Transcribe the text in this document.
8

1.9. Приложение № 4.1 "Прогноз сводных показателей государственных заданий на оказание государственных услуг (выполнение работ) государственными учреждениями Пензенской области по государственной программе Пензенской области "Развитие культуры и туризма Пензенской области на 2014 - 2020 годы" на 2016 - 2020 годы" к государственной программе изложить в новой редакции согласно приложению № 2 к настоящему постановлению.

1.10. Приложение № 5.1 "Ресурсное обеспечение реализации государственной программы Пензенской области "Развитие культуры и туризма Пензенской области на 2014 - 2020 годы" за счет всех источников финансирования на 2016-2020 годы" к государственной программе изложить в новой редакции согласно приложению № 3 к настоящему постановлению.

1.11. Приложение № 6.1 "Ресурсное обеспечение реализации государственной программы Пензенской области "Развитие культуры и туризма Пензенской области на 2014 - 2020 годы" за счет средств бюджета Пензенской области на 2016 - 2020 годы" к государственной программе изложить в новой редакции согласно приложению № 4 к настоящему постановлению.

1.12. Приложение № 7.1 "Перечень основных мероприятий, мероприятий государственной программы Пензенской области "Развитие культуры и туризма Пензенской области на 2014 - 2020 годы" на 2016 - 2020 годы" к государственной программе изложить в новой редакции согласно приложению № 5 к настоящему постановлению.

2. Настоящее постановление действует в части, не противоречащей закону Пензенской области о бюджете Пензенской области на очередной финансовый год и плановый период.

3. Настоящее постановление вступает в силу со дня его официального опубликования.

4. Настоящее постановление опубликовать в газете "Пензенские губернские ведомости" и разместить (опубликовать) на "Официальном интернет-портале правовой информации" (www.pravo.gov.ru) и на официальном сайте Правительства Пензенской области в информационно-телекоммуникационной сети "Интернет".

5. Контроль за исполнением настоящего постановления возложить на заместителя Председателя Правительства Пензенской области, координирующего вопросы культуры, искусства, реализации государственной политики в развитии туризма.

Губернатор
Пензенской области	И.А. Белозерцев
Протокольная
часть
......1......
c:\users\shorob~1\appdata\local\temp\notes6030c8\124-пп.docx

◆ ◆ ◆

» THE TASK
Copy out all of the lines above exactly.

» EXERCISE ANSWER
Transcribe the text in this document.
8

1.9. Приложение № 4.1 "Прогноз сводных показателей государственных заданий на оказание государственных услуг (выполнение работ) государственными учреждениями Пензенской области по государственной программе Пензенской области "Развитие культуры и туризма Пензенской области на 2014 - 2020 годы" на 2016 - 2020 годы" к государственной программе изложить в новой редакции согласно приложению № 2 к настоящему постановлению.

1.10. Приложение № 5.1 "Ресурсное обеспечение реализации государственной программы Пензенской области "Развитие культуры и туризма Пензенской области на 2014 - 2020 годы" за счет всех источников финансирования на 2016-2020 годы" к государственной программе изложить в новой редакции согласно приложению № 3 к настоящему постановлению.

1.11. Приложение № 6.1 "Ресурсное обеспечение реализации государственной программы Пензенской области "Развитие культуры и туризма Пензенской области на 2014 - 2020 годы" за счет средств бюджета Пензенской области на 2016 - 2020 годы" к государственной программе изложить в новой редакции согласно приложению № 4 к настоящему постановлению.

1.12. Приложение № 7.1 "Перечень основных мероприятий, мероприятий государственной программы Пензенской области "Развитие культуры и туризма Пензенской области на 2014 - 2020 годы" на 2016 - 2020 годы" к государственной программе изложить в новой редакции согласно приложению № 5 к настоящему постановлению.

2. Настоящее постановление действует в части, не противоречащей закону Пензенской области о бюджете Пензенской области на очередной финансовый год и плановый период.

3. Настоящее постановление вступает в силу со дня его официального опубликования.

4. Настоящее постановление опубликовать в газете "Пензенские губернские ведомости" и разместить (опубликовать) на "Официальном интернет-портале правовой информации" (www.pravo.gov.ru) и на официальном сайте Правительства Пензенской области в информационно-телекоммуникационной сети "Интернет".

5. Контроль за исполнением настоящего постановления возложить на заместителя Председателя Правительства Пензенской области, координирующего вопросы культуры, искусства, реализации государственной политики в развитии туризма.

Губернатор
Пензенской области	И.А. Белозерцев
Протокольная
часть
......1......
c:\users\shorob~1\appdata\local\temp\notes6030c8\124-пп.docx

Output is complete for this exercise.